## What this task involves
Copy out each line exactly; pictures stay out of the copy.

>> BEGIN Records for the exercise

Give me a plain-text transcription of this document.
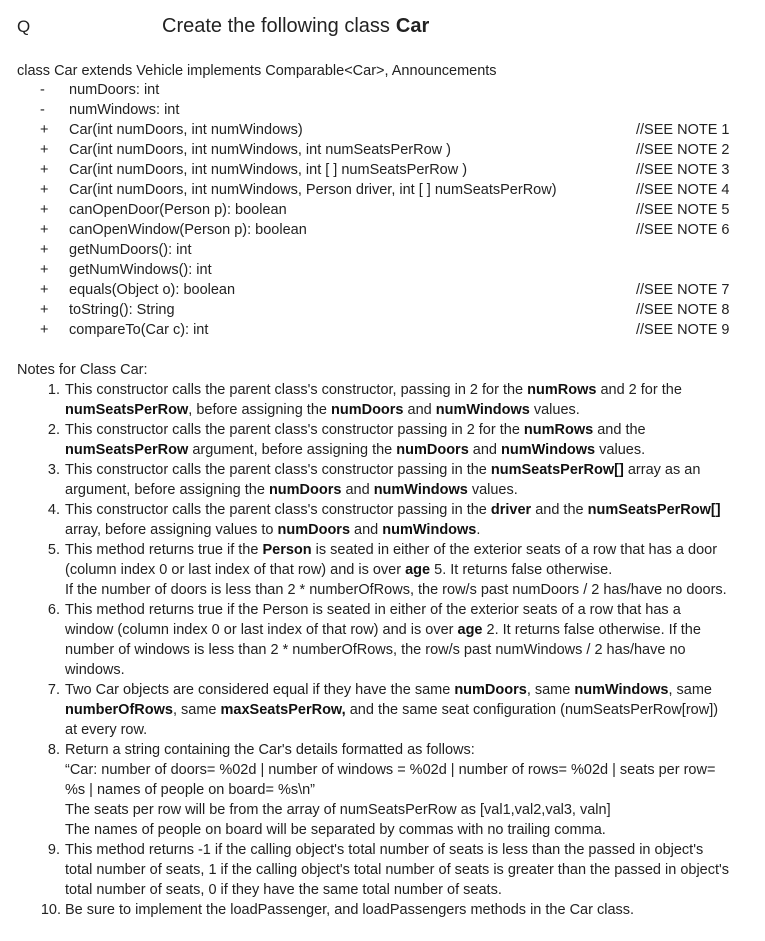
Q	Create the following class Car
class Car extends Vehicle implements Comparable<Car>, Announcements
-	numDoors: int
-	numWindows: int
+ Car(int numDoors, int numWindows)	//SEE NOTE 1
+ Car(int numDoors, int numWindows, int numSeatsPerRow )	//SEE NOTE 2
+ Car(int numDoors, int numWindows, int [ ] numSeatsPerRow )	//SEE NOTE 3
+ Car(int numDoors, int numWindows, Person driver, int [ ] numSeatsPerRow)	//SEE NOTE 4
+ canOpenDoor(Person p): boolean	//SEE NOTE 5
+ canOpenWindow(Person p): boolean	//SEE NOTE 6
+ getNumDoors(): int
+ getNumWindows(): int
+ equals(Object o): boolean	//SEE NOTE 7
+ toString(): String	//SEE NOTE 8
+ compareTo(Car c): int	//SEE NOTE 9
Notes for Class Car:
1. This constructor calls the parent class's constructor, passing in 2 for the numRows and 2 for the numSeatsPerRow, before assigning the numDoors and numWindows values.
2. This constructor calls the parent class's constructor passing in 2 for the numRows and the numSeatsPerRow argument, before assigning the numDoors and numWindows values.
3. This constructor calls the parent class's constructor passing in the numSeatsPerRow[] array as an argument, before assigning the numDoors and numWindows values.
4. This constructor calls the parent class's constructor passing in the driver and the numSeatsPerRow[] array, before assigning values to numDoors and numWindows.
5. This method returns true if the Person is seated in either of the exterior seats of a row that has a door (column index 0 or last index of that row) and is over age 5. It returns false otherwise.
If the number of doors is less than 2 * numberOfRows, the row/s past numDoors / 2 has/have no doors.
6. This method returns true if the Person is seated in either of the exterior seats of a row that has a window (column index 0 or last index of that row) and is over age 2. It returns false otherwise. If the number of windows is less than 2 * numberOfRows, the row/s past numWindows / 2 has/have no windows.
7. Two Car objects are considered equal if they have the same numDoors, same numWindows, same numberOfRows, same maxSeatsPerRow, and the same seat configuration (numSeatsPerRow[row]) at every row.
8. Return a string containing the Car's details formatted as follows:
“Car: number of doors= %02d | number of windows = %02d | number of rows= %02d | seats per row= %s | names of people on board= %s\n”
The seats per row will be from the array of numSeatsPerRow as [val1,val2,val3, valn]
The names of people on board will be separated by commas with no trailing comma.
9. This method returns -1 if the calling object's total number of seats is less than the passed in object's total number of seats, 1 if the calling object's total number of seats is greater than the passed in object's total number of seats, 0 if they have the same total number of seats.
10. Be sure to implement the loadPassenger, and loadPassengers methods in the Car class.
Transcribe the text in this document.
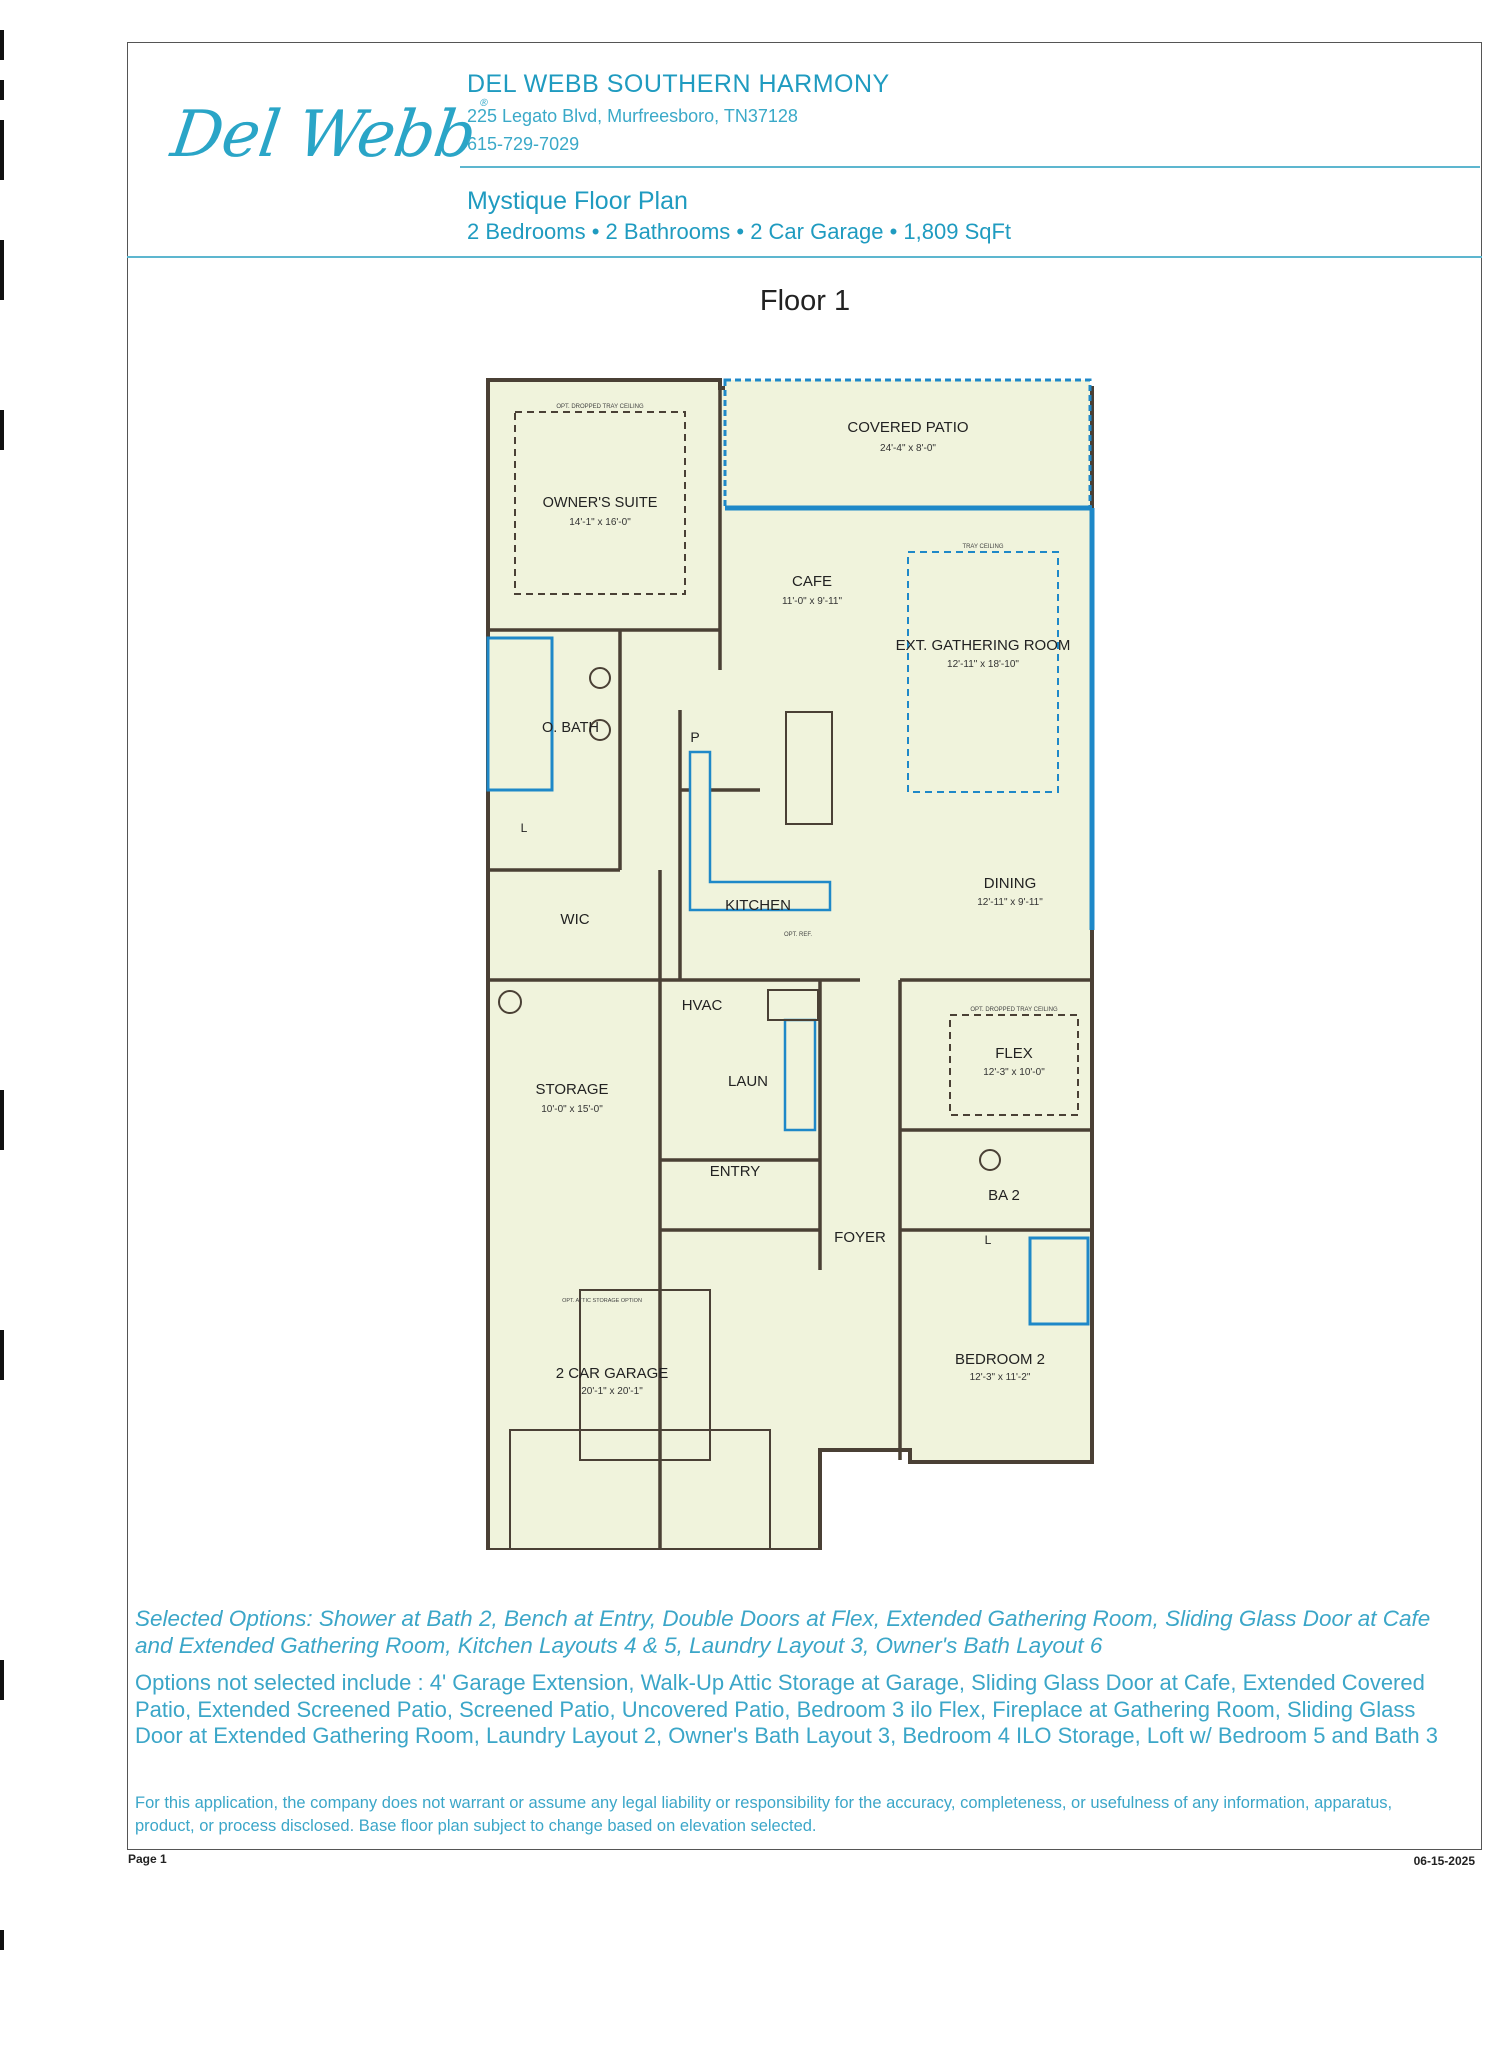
Del Webb®
DEL WEBB SOUTHERN HARMONY
225 Legato Blvd, Murfreesboro, TN37128
615-729-7029
Mystique Floor Plan
2 Bedrooms • 2 Bathrooms • 2 Car Garage • 1,809 SqFt
Floor 1
COVERED PATIO
24'-4" x 8'-0"
OPT. DROPPED TRAY CEILING
OWNER'S SUITE
14'-1" x 16'-0"
CAFE
11'-0" x 9'-11"
TRAY CEILING
EXT. GATHERING ROOM
12'-11" x 18'-10"
O. BATH
P
L
KITCHEN
OPT. REF.
DINING
12'-11" x 9'-11"
WIC
HVAC
STORAGE
10'-0" x 15'-0"
LAUN
OPT. DROPPED TRAY CEILING
FLEX
12'-3" x 10'-0"
ENTRY
BA 2
L
FOYER
OPT. ATTIC STORAGE OPTION
2 CAR GARAGE
20'-1" x 20'-1"
BEDROOM 2
12'-3" x 11'-2"
Selected Options: Shower at Bath 2, Bench at Entry, Double Doors at Flex, Extended Gathering Room, Sliding Glass Door at Cafe and Extended Gathering Room, Kitchen Layouts 4 & 5, Laundry Layout 3, Owner's Bath Layout 6
Options not selected include : 4' Garage Extension, Walk-Up Attic Storage at Garage, Sliding Glass Door at Cafe, Extended Covered Patio, Extended Screened Patio, Screened Patio, Uncovered Patio, Bedroom 3 ilo Flex, Fireplace at Gathering Room, Sliding Glass Door at Extended Gathering Room, Laundry Layout 2, Owner's Bath Layout 3, Bedroom 4 ILO Storage, Loft w/ Bedroom 5 and Bath 3
For this application, the company does not warrant or assume any legal liability or responsibility for the accuracy, completeness, or usefulness of any information, apparatus, product, or process disclosed. Base floor plan subject to change based on elevation selected.
Page 1	06-15-2025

>> END Records for the exercise

## In response
Give me a plain-text transcription of this document.
Q	Create the following class Car
class Car extends Vehicle implements Comparable<Car>, Announcements
-	numDoors: int
-	numWindows: int
+ Car(int numDoors, int numWindows)	//SEE NOTE 1
+ Car(int numDoors, int numWindows, int numSeatsPerRow )	//SEE NOTE 2
+ Car(int numDoors, int numWindows, int [ ] numSeatsPerRow )	//SEE NOTE 3
+ Car(int numDoors, int numWindows, Person driver, int [ ] numSeatsPerRow)	//SEE NOTE 4
+ canOpenDoor(Person p): boolean	//SEE NOTE 5
+ canOpenWindow(Person p): boolean	//SEE NOTE 6
+ getNumDoors(): int
+ getNumWindows(): int
+ equals(Object o): boolean	//SEE NOTE 7
+ toString(): String	//SEE NOTE 8
+ compareTo(Car c): int	//SEE NOTE 9
Notes for Class Car:
1. This constructor calls the parent class's constructor, passing in 2 for the numRows and 2 for the numSeatsPerRow, before assigning the numDoors and numWindows values.
2. This constructor calls the parent class's constructor passing in 2 for the numRows and the numSeatsPerRow argument, before assigning the numDoors and numWindows values.
3. This constructor calls the parent class's constructor passing in the numSeatsPerRow[] array as an argument, before assigning the numDoors and numWindows values.
4. This constructor calls the parent class's constructor passing in the driver and the numSeatsPerRow[] array, before assigning values to numDoors and numWindows.
5. This method returns true if the Person is seated in either of the exterior seats of a row that has a door (column index 0 or last index of that row) and is over age 5. It returns false otherwise.
If the number of doors is less than 2 * numberOfRows, the row/s past numDoors / 2 has/have no doors.
6. This method returns true if the Person is seated in either of the exterior seats of a row that has a window (column index 0 or last index of that row) and is over age 2. It returns false otherwise. If the number of windows is less than 2 * numberOfRows, the row/s past numWindows / 2 has/have no windows.
7. Two Car objects are considered equal if they have the same numDoors, same numWindows, same numberOfRows, same maxSeatsPerRow, and the same seat configuration (numSeatsPerRow[row]) at every row.
8. Return a string containing the Car's details formatted as follows:
“Car: number of doors= %02d | number of windows = %02d | number of rows= %02d | seats per row= %s | names of people on board= %s\n”
The seats per row will be from the array of numSeatsPerRow as [val1,val2,val3, valn]
The names of people on board will be separated by commas with no trailing comma.
9. This method returns -1 if the calling object's total number of seats is less than the passed in object's total number of seats, 1 if the calling object's total number of seats is greater than the passed in object's total number of seats, 0 if they have the same total number of seats.
10. Be sure to implement the loadPassenger, and loadPassengers methods in the Car class.
Transcribe the text in this document.
Del Webb®
DEL WEBB SOUTHERN HARMONY
225 Legato Blvd, Murfreesboro, TN37128
615-729-7029
Mystique Floor Plan
2 Bedrooms • 2 Bathrooms • 2 Car Garage • 1,809 SqFt
Floor 1
COVERED PATIO
24'-4" x 8'-0"
OPT. DROPPED TRAY CEILING
OWNER'S SUITE
14'-1" x 16'-0"
CAFE
11'-0" x 9'-11"
TRAY CEILING
EXT. GATHERING ROOM
12'-11" x 18'-10"
O. BATH
P
L
KITCHEN
OPT. REF.
DINING
12'-11" x 9'-11"
WIC
HVAC
STORAGE
10'-0" x 15'-0"
LAUN
OPT. DROPPED TRAY CEILING
FLEX
12'-3" x 10'-0"
ENTRY
BA 2
L
FOYER
OPT. ATTIC STORAGE OPTION
2 CAR GARAGE
20'-1" x 20'-1"
BEDROOM 2
12'-3" x 11'-2"
Selected Options: Shower at Bath 2, Bench at Entry, Double Doors at Flex, Extended Gathering Room, Sliding Glass Door at Cafe and Extended Gathering Room, Kitchen Layouts 4 & 5, Laundry Layout 3, Owner's Bath Layout 6
Options not selected include : 4' Garage Extension, Walk-Up Attic Storage at Garage, Sliding Glass Door at Cafe, Extended Covered Patio, Extended Screened Patio, Screened Patio, Uncovered Patio, Bedroom 3 ilo Flex, Fireplace at Gathering Room, Sliding Glass Door at Extended Gathering Room, Laundry Layout 2, Owner's Bath Layout 3, Bedroom 4 ILO Storage, Loft w/ Bedroom 5 and Bath 3
For this application, the company does not warrant or assume any legal liability or responsibility for the accuracy, completeness, or usefulness of any information, apparatus, product, or process disclosed. Base floor plan subject to change based on elevation selected.
Page 1	06-15-2025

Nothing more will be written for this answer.